■ Exercise objective
Using the listing beneath this task, count the lines with the word "type" and write only the result.

-------

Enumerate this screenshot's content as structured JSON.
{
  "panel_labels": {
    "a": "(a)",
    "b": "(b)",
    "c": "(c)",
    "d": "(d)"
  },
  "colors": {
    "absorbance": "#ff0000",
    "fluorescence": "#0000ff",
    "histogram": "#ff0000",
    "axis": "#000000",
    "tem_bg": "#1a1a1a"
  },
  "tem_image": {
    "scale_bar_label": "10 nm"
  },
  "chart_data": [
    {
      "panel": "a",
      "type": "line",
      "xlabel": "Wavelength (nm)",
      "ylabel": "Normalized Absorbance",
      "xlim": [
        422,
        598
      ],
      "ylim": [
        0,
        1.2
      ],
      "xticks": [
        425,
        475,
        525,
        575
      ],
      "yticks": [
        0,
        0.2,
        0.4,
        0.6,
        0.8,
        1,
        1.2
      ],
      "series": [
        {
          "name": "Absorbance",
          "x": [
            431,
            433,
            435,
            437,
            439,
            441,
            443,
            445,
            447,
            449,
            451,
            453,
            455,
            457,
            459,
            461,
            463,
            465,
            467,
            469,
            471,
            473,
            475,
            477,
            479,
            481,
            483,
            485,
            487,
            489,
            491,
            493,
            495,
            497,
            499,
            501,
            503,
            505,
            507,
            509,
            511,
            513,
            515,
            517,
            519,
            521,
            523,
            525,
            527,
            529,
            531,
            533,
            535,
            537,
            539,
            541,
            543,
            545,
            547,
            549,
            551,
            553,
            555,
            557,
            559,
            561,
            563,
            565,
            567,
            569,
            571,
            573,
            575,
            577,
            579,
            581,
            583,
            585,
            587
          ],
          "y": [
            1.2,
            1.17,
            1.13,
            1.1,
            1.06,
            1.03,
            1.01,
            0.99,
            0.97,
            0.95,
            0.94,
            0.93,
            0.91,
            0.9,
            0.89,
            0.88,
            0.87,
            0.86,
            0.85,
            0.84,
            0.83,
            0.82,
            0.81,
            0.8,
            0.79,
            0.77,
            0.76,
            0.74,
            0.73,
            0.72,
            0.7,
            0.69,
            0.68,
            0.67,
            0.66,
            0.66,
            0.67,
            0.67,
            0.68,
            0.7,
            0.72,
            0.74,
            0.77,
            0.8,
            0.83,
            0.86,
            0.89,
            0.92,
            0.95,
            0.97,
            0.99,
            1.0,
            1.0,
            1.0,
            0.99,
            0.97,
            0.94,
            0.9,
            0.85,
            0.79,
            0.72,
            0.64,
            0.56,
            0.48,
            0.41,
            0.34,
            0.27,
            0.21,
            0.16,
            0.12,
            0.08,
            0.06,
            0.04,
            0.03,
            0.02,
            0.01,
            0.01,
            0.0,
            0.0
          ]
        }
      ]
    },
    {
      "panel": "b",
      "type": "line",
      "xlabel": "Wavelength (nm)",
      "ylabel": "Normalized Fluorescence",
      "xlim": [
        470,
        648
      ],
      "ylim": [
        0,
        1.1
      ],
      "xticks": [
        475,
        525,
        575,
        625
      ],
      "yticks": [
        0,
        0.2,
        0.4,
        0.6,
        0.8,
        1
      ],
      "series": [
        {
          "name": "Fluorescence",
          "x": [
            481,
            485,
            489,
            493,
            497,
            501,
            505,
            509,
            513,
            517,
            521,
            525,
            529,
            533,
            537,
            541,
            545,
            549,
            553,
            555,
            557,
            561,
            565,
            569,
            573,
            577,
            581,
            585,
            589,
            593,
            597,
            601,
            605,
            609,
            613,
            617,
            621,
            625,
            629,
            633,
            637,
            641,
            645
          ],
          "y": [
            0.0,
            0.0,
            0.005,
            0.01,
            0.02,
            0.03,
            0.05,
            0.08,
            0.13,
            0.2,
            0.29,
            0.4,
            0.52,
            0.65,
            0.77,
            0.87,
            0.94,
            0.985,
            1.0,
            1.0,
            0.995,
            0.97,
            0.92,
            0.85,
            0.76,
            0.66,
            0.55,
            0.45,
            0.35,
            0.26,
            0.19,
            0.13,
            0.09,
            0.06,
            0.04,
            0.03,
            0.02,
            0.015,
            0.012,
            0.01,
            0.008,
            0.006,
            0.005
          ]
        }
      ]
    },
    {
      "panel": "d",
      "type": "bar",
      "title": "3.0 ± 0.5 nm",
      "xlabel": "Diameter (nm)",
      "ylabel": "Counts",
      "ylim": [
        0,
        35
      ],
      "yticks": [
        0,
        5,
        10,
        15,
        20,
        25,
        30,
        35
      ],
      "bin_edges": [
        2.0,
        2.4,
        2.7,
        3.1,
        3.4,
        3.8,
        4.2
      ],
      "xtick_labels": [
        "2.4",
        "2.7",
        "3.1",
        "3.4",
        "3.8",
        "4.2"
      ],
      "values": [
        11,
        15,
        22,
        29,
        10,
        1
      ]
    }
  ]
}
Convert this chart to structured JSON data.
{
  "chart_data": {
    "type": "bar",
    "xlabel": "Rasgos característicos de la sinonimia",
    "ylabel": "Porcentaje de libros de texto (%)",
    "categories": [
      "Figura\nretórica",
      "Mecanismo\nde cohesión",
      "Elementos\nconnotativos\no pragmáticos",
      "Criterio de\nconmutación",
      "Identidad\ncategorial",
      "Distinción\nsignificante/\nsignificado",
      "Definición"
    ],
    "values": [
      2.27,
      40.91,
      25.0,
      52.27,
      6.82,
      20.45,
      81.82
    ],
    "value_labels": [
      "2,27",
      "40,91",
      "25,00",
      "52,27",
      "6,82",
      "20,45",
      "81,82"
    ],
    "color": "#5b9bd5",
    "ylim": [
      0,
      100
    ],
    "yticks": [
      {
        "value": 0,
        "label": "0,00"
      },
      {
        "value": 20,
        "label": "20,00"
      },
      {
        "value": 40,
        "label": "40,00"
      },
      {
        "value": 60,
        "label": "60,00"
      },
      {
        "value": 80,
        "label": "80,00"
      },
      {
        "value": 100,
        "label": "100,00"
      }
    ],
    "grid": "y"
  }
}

-------

■ Written solution
4